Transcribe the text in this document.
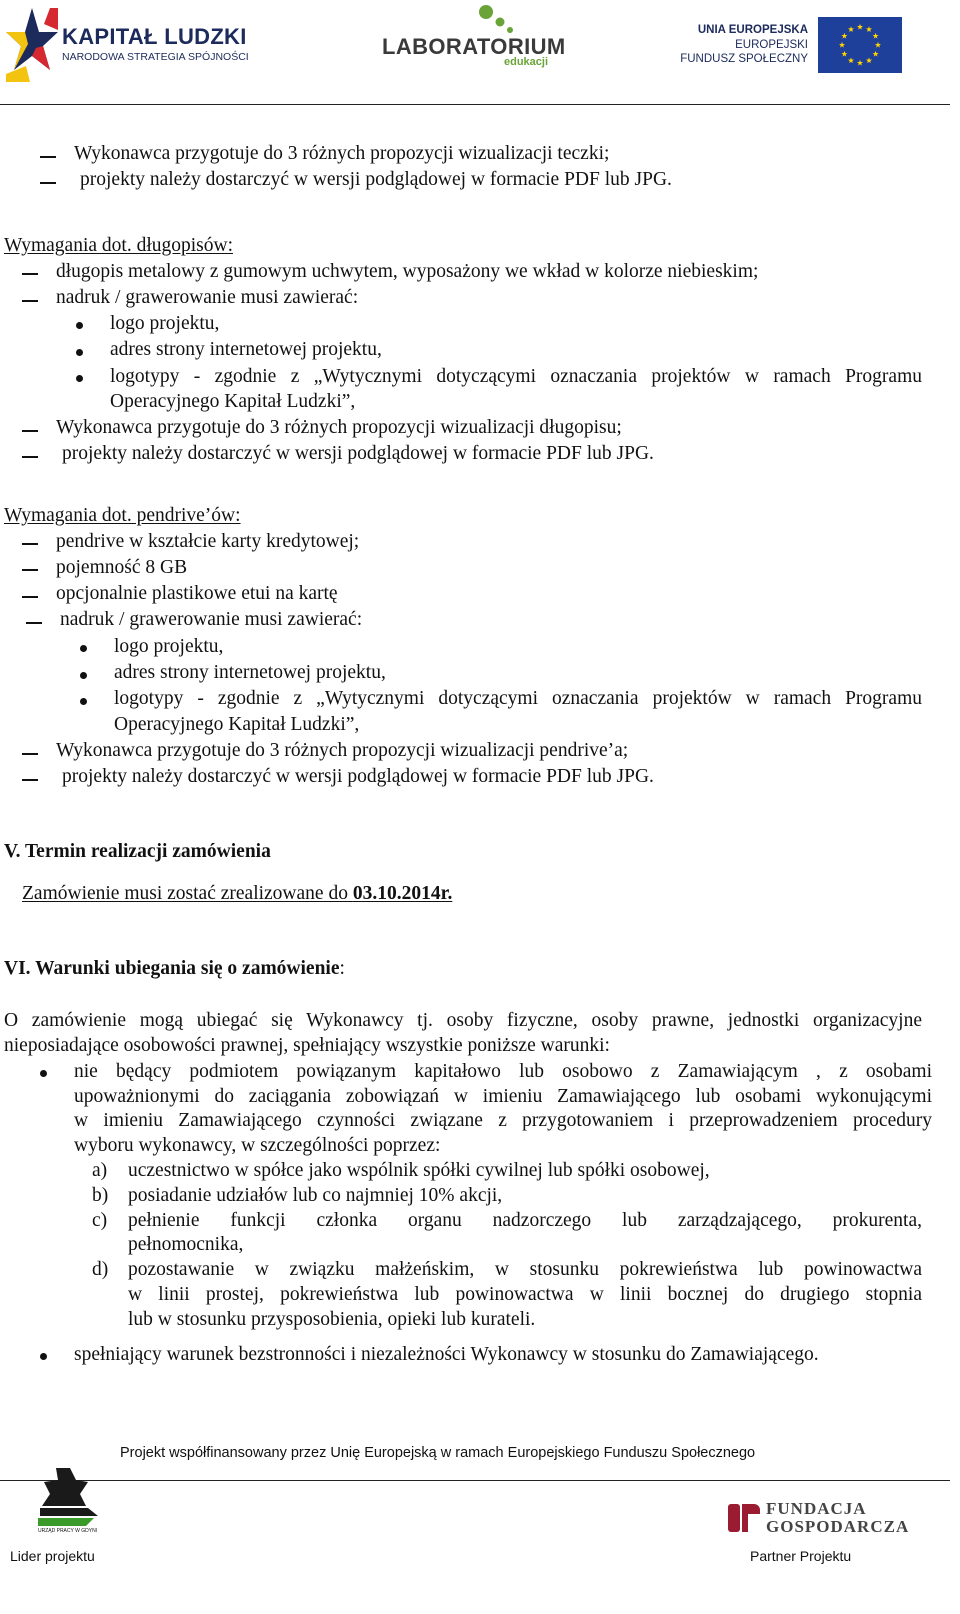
KAPITAŁ LUDZKI
NARODOWA STRATEGIA SPÓJNOŚCI	LABORATORIUM
edukacji
UNIA EUROPEJSKA
EUROPEJSKI
FUNDUSZ SPOŁECZNY
Wykonawca przygotuje do 3 różnych propozycji wizualizacji teczki;
projekty należy dostarczyć w wersji podglądowej w formacie PDF lub JPG.
Wymagania dot. długopisów:
długopis metalowy z gumowym uchwytem, wyposażony we wkład w kolorze niebieskim;
nadruk / grawerowanie musi zawierać:
logo projektu,
adres strony internetowej projektu,
logotypy - zgodnie z „Wytycznymi dotyczącymi oznaczania projektów w ramach Programu
Operacyjnego Kapitał Ludzki”,
Wykonawca przygotuje do 3 różnych propozycji wizualizacji długopisu;
projekty należy dostarczyć w wersji podglądowej w formacie PDF lub JPG.
Wymagania dot. pendrive’ów:
pendrive w kształcie karty kredytowej;
pojemność 8 GB
opcjonalnie plastikowe etui na kartę
nadruk / grawerowanie musi zawierać:
logo projektu,
adres strony internetowej projektu,
logotypy - zgodnie z „Wytycznymi dotyczącymi oznaczania projektów w ramach Programu
Operacyjnego Kapitał Ludzki”,
Wykonawca przygotuje do 3 różnych propozycji wizualizacji pendrive’a;
projekty należy dostarczyć w wersji podglądowej w formacie PDF lub JPG.
V. Termin realizacji zamówienia
Zamówienie musi zostać zrealizowane do 03.10.2014r.
VI. Warunki ubiegania się o zamówienie:
O zamówienie mogą ubiegać się Wykonawcy tj. osoby fizyczne, osoby prawne, jednostki organizacyjne
nieposiadające osobowości prawnej, spełniający wszystkie poniższe warunki:
nie będący podmiotem powiązanym kapitałowo lub osobowo z Zamawiającym , z osobami
upoważnionymi do zaciągania zobowiązań w imieniu Zamawiającego lub osobami wykonującymi
w imieniu Zamawiającego czynności związane z przygotowaniem i przeprowadzeniem procedury
wyboru wykonawcy, w szczególności poprzez:
a) uczestnictwo w spółce jako wspólnik spółki cywilnej lub spółki osobowej,
b) posiadanie udziałów lub co najmniej 10% akcji,
c) pełnienie funkcji członka organu nadzorczego lub zarządzającego, prokurenta,
pełnomocnika,
d) pozostawanie w związku małżeńskim, w stosunku pokrewieństwa lub powinowactwa
w linii prostej, pokrewieństwa lub powinowactwa w linii bocznej do drugiego stopnia
lub w stosunku przysposobienia, opieki lub kurateli.
spełniający warunek bezstronności i niezależności Wykonawcy w stosunku do Zamawiającego.
Projekt współfinansowany przez Unię Europejską w ramach Europejskiego Funduszu Społecznego
URZĄD PRACY W GDYNI
Lider projektu
FUNDACJA
GOSPODARCZA
Partner Projektu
++++++++++
What you will do: Find the lines holding "różnych" and list every one.

Expected output:
Wykonawca przygotuje do 3 różnych propozycji wizualizacji teczki;
Wykonawca przygotuje do 3 różnych propozycji wizualizacji długopisu;
Wykonawca przygotuje do 3 różnych propozycji wizualizacji pendrive’a;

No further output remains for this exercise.